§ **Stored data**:
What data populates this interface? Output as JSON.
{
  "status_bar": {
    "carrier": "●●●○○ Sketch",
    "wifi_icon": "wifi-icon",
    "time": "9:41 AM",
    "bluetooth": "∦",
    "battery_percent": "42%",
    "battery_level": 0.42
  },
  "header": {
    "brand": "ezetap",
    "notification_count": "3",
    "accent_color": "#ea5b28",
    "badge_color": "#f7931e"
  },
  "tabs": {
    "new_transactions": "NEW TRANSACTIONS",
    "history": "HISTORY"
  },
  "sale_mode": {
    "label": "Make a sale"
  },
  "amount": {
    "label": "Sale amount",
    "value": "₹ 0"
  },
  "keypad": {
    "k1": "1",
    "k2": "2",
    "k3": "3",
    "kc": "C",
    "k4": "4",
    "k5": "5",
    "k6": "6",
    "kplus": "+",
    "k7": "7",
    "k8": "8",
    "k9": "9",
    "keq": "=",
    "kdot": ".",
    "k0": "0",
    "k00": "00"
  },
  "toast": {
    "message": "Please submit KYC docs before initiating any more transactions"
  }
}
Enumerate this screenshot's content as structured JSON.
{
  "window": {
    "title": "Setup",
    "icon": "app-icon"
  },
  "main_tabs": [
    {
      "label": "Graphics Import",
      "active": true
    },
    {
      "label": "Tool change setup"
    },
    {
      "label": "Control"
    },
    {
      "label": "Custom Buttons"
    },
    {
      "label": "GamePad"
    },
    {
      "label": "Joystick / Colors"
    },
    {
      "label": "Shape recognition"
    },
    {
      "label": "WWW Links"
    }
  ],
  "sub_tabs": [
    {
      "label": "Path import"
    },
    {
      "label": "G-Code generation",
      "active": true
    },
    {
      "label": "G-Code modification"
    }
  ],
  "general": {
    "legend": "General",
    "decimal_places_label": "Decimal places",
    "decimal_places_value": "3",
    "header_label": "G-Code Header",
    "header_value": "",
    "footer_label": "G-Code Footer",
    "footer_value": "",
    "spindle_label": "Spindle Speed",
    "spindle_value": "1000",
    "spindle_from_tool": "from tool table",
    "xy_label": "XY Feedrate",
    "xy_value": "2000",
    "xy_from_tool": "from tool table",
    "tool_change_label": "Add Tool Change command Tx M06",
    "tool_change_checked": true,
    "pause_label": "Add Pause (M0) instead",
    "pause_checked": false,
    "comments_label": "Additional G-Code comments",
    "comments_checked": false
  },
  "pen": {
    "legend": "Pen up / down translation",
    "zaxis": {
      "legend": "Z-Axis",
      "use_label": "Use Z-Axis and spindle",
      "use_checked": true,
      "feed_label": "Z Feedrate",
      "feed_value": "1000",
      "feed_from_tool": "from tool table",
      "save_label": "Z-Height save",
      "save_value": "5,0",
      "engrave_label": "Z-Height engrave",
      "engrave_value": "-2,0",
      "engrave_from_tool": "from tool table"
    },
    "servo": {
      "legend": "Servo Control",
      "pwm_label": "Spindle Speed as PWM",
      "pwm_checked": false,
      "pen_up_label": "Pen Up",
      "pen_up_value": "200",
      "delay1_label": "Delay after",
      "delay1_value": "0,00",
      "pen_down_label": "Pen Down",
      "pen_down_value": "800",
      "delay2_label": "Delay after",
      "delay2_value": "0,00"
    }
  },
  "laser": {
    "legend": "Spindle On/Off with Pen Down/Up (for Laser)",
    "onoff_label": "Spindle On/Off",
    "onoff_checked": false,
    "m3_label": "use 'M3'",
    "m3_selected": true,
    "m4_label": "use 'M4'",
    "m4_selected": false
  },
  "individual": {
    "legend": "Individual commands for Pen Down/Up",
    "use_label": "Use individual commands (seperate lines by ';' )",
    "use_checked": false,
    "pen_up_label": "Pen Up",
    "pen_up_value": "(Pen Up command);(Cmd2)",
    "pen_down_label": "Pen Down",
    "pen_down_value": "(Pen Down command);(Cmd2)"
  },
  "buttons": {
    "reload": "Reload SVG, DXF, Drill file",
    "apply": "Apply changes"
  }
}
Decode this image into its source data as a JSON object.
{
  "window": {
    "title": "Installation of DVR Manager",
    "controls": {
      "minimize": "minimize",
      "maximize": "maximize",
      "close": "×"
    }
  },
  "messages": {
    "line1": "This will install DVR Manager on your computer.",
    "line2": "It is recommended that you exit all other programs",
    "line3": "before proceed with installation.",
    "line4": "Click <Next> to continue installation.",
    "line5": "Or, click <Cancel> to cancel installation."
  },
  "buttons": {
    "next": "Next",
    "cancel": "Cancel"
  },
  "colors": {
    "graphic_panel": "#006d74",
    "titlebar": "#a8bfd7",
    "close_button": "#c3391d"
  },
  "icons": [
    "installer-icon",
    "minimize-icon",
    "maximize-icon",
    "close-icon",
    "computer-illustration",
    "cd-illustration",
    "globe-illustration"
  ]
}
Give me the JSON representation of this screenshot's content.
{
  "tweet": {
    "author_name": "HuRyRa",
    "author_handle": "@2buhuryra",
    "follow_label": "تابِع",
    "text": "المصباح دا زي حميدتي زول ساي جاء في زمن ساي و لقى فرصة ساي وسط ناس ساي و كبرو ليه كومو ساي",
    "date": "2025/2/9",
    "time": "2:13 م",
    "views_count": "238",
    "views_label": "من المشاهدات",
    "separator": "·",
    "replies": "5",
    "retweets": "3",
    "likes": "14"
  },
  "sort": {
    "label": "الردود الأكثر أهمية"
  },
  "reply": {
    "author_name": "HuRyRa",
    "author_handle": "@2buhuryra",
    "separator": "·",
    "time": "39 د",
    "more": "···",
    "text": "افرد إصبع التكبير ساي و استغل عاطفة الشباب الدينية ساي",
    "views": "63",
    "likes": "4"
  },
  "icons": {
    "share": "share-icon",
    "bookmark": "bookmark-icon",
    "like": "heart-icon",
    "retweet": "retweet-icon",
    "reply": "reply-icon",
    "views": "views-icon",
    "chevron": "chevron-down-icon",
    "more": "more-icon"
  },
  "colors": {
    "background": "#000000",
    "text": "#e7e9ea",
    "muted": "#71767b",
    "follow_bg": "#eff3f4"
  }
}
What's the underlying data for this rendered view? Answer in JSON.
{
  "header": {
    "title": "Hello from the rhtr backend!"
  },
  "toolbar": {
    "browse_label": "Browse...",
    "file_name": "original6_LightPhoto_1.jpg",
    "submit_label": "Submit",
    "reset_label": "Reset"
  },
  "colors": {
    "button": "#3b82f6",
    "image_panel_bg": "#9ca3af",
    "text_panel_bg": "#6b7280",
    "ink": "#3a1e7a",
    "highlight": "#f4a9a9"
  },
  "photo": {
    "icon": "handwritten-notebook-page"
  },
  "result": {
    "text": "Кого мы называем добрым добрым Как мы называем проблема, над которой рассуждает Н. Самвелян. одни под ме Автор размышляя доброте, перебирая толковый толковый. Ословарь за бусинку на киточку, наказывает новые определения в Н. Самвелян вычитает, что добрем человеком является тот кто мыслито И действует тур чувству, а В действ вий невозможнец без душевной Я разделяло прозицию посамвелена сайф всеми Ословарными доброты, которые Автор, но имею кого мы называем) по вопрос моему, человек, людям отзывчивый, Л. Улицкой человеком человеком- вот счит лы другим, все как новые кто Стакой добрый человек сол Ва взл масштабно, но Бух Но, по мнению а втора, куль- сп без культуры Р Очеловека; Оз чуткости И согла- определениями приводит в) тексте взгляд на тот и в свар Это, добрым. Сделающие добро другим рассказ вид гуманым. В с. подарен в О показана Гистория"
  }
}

§ **Task requirements**:
Write the data out again in full and exactly.

§ **Complete response**:
What data populates this interface? Output as JSON.
{
  "status_bar": {
    "carrier": "●●●○○ Sketch",
    "wifi_icon": "wifi-icon",
    "time": "9:41 AM",
    "bluetooth": "∦",
    "battery_percent": "42%",
    "battery_level": 0.42
  },
  "header": {
    "brand": "ezetap",
    "notification_count": "3",
    "accent_color": "#ea5b28",
    "badge_color": "#f7931e"
  },
  "tabs": {
    "new_transactions": "NEW TRANSACTIONS",
    "history": "HISTORY"
  },
  "sale_mode": {
    "label": "Make a sale"
  },
  "amount": {
    "label": "Sale amount",
    "value": "₹ 0"
  },
  "keypad": {
    "k1": "1",
    "k2": "2",
    "k3": "3",
    "kc": "C",
    "k4": "4",
    "k5": "5",
    "k6": "6",
    "kplus": "+",
    "k7": "7",
    "k8": "8",
    "k9": "9",
    "keq": "=",
    "kdot": ".",
    "k0": "0",
    "k00": "00"
  },
  "toast": {
    "message": "Please submit KYC docs before initiating any more transactions"
  }
}
Enumerate this screenshot's content as structured JSON.
{
  "window": {
    "title": "Setup",
    "icon": "app-icon"
  },
  "main_tabs": [
    {
      "label": "Graphics Import",
      "active": true
    },
    {
      "label": "Tool change setup"
    },
    {
      "label": "Control"
    },
    {
      "label": "Custom Buttons"
    },
    {
      "label": "GamePad"
    },
    {
      "label": "Joystick / Colors"
    },
    {
      "label": "Shape recognition"
    },
    {
      "label": "WWW Links"
    }
  ],
  "sub_tabs": [
    {
      "label": "Path import"
    },
    {
      "label": "G-Code generation",
      "active": true
    },
    {
      "label": "G-Code modification"
    }
  ],
  "general": {
    "legend": "General",
    "decimal_places_label": "Decimal places",
    "decimal_places_value": "3",
    "header_label": "G-Code Header",
    "header_value": "",
    "footer_label": "G-Code Footer",
    "footer_value": "",
    "spindle_label": "Spindle Speed",
    "spindle_value": "1000",
    "spindle_from_tool": "from tool table",
    "xy_label": "XY Feedrate",
    "xy_value": "2000",
    "xy_from_tool": "from tool table",
    "tool_change_label": "Add Tool Change command Tx M06",
    "tool_change_checked": true,
    "pause_label": "Add Pause (M0) instead",
    "pause_checked": false,
    "comments_label": "Additional G-Code comments",
    "comments_checked": false
  },
  "pen": {
    "legend": "Pen up / down translation",
    "zaxis": {
      "legend": "Z-Axis",
      "use_label": "Use Z-Axis and spindle",
      "use_checked": true,
      "feed_label": "Z Feedrate",
      "feed_value": "1000",
      "feed_from_tool": "from tool table",
      "save_label": "Z-Height save",
      "save_value": "5,0",
      "engrave_label": "Z-Height engrave",
      "engrave_value": "-2,0",
      "engrave_from_tool": "from tool table"
    },
    "servo": {
      "legend": "Servo Control",
      "pwm_label": "Spindle Speed as PWM",
      "pwm_checked": false,
      "pen_up_label": "Pen Up",
      "pen_up_value": "200",
      "delay1_label": "Delay after",
      "delay1_value": "0,00",
      "pen_down_label": "Pen Down",
      "pen_down_value": "800",
      "delay2_label": "Delay after",
      "delay2_value": "0,00"
    }
  },
  "laser": {
    "legend": "Spindle On/Off with Pen Down/Up (for Laser)",
    "onoff_label": "Spindle On/Off",
    "onoff_checked": false,
    "m3_label": "use 'M3'",
    "m3_selected": true,
    "m4_label": "use 'M4'",
    "m4_selected": false
  },
  "individual": {
    "legend": "Individual commands for Pen Down/Up",
    "use_label": "Use individual commands (seperate lines by ';' )",
    "use_checked": false,
    "pen_up_label": "Pen Up",
    "pen_up_value": "(Pen Up command);(Cmd2)",
    "pen_down_label": "Pen Down",
    "pen_down_value": "(Pen Down command);(Cmd2)"
  },
  "buttons": {
    "reload": "Reload SVG, DXF, Drill file",
    "apply": "Apply changes"
  }
}
Decode this image into its source data as a JSON object.
{
  "window": {
    "title": "Installation of DVR Manager",
    "controls": {
      "minimize": "minimize",
      "maximize": "maximize",
      "close": "×"
    }
  },
  "messages": {
    "line1": "This will install DVR Manager on your computer.",
    "line2": "It is recommended that you exit all other programs",
    "line3": "before proceed with installation.",
    "line4": "Click <Next> to continue installation.",
    "line5": "Or, click <Cancel> to cancel installation."
  },
  "buttons": {
    "next": "Next",
    "cancel": "Cancel"
  },
  "colors": {
    "graphic_panel": "#006d74",
    "titlebar": "#a8bfd7",
    "close_button": "#c3391d"
  },
  "icons": [
    "installer-icon",
    "minimize-icon",
    "maximize-icon",
    "close-icon",
    "computer-illustration",
    "cd-illustration",
    "globe-illustration"
  ]
}
Give me the JSON representation of this screenshot's content.
{
  "tweet": {
    "author_name": "HuRyRa",
    "author_handle": "@2buhuryra",
    "follow_label": "تابِع",
    "text": "المصباح دا زي حميدتي زول ساي جاء في زمن ساي و لقى فرصة ساي وسط ناس ساي و كبرو ليه كومو ساي",
    "date": "2025/2/9",
    "time": "2:13 م",
    "views_count": "238",
    "views_label": "من المشاهدات",
    "separator": "·",
    "replies": "5",
    "retweets": "3",
    "likes": "14"
  },
  "sort": {
    "label": "الردود الأكثر أهمية"
  },
  "reply": {
    "author_name": "HuRyRa",
    "author_handle": "@2buhuryra",
    "separator": "·",
    "time": "39 د",
    "more": "···",
    "text": "افرد إصبع التكبير ساي و استغل عاطفة الشباب الدينية ساي",
    "views": "63",
    "likes": "4"
  },
  "icons": {
    "share": "share-icon",
    "bookmark": "bookmark-icon",
    "like": "heart-icon",
    "retweet": "retweet-icon",
    "reply": "reply-icon",
    "views": "views-icon",
    "chevron": "chevron-down-icon",
    "more": "more-icon"
  },
  "colors": {
    "background": "#000000",
    "text": "#e7e9ea",
    "muted": "#71767b",
    "follow_bg": "#eff3f4"
  }
}
What's the underlying data for this rendered view? Answer in JSON.
{
  "header": {
    "title": "Hello from the rhtr backend!"
  },
  "toolbar": {
    "browse_label": "Browse...",
    "file_name": "original6_LightPhoto_1.jpg",
    "submit_label": "Submit",
    "reset_label": "Reset"
  },
  "colors": {
    "button": "#3b82f6",
    "image_panel_bg": "#9ca3af",
    "text_panel_bg": "#6b7280",
    "ink": "#3a1e7a",
    "highlight": "#f4a9a9"
  },
  "photo": {
    "icon": "handwritten-notebook-page"
  },
  "result": {
    "text": "Кого мы называем добрым добрым Как мы называем проблема, над которой рассуждает Н. Самвелян. одни под ме Автор размышляя доброте, перебирая толковый толковый. Ословарь за бусинку на киточку, наказывает новые определения в Н. Самвелян вычитает, что добрем человеком является тот кто мыслито И действует тур чувству, а В действ вий невозможнец без душевной Я разделяло прозицию посамвелена сайф всеми Ословарными доброты, которые Автор, но имею кого мы называем) по вопрос моему, человек, людям отзывчивый, Л. Улицкой человеком человеком- вот счит лы другим, все как новые кто Стакой добрый человек сол Ва взл масштабно, но Бух Но, по мнению а втора, куль- сп без культуры Р Очеловека; Оз чуткости И согла- определениями приводит в) тексте взгляд на тот и в свар Это, добрым. Сделающие добро другим рассказ вид гуманым. В с. подарен в О показана Гистория"
  }
}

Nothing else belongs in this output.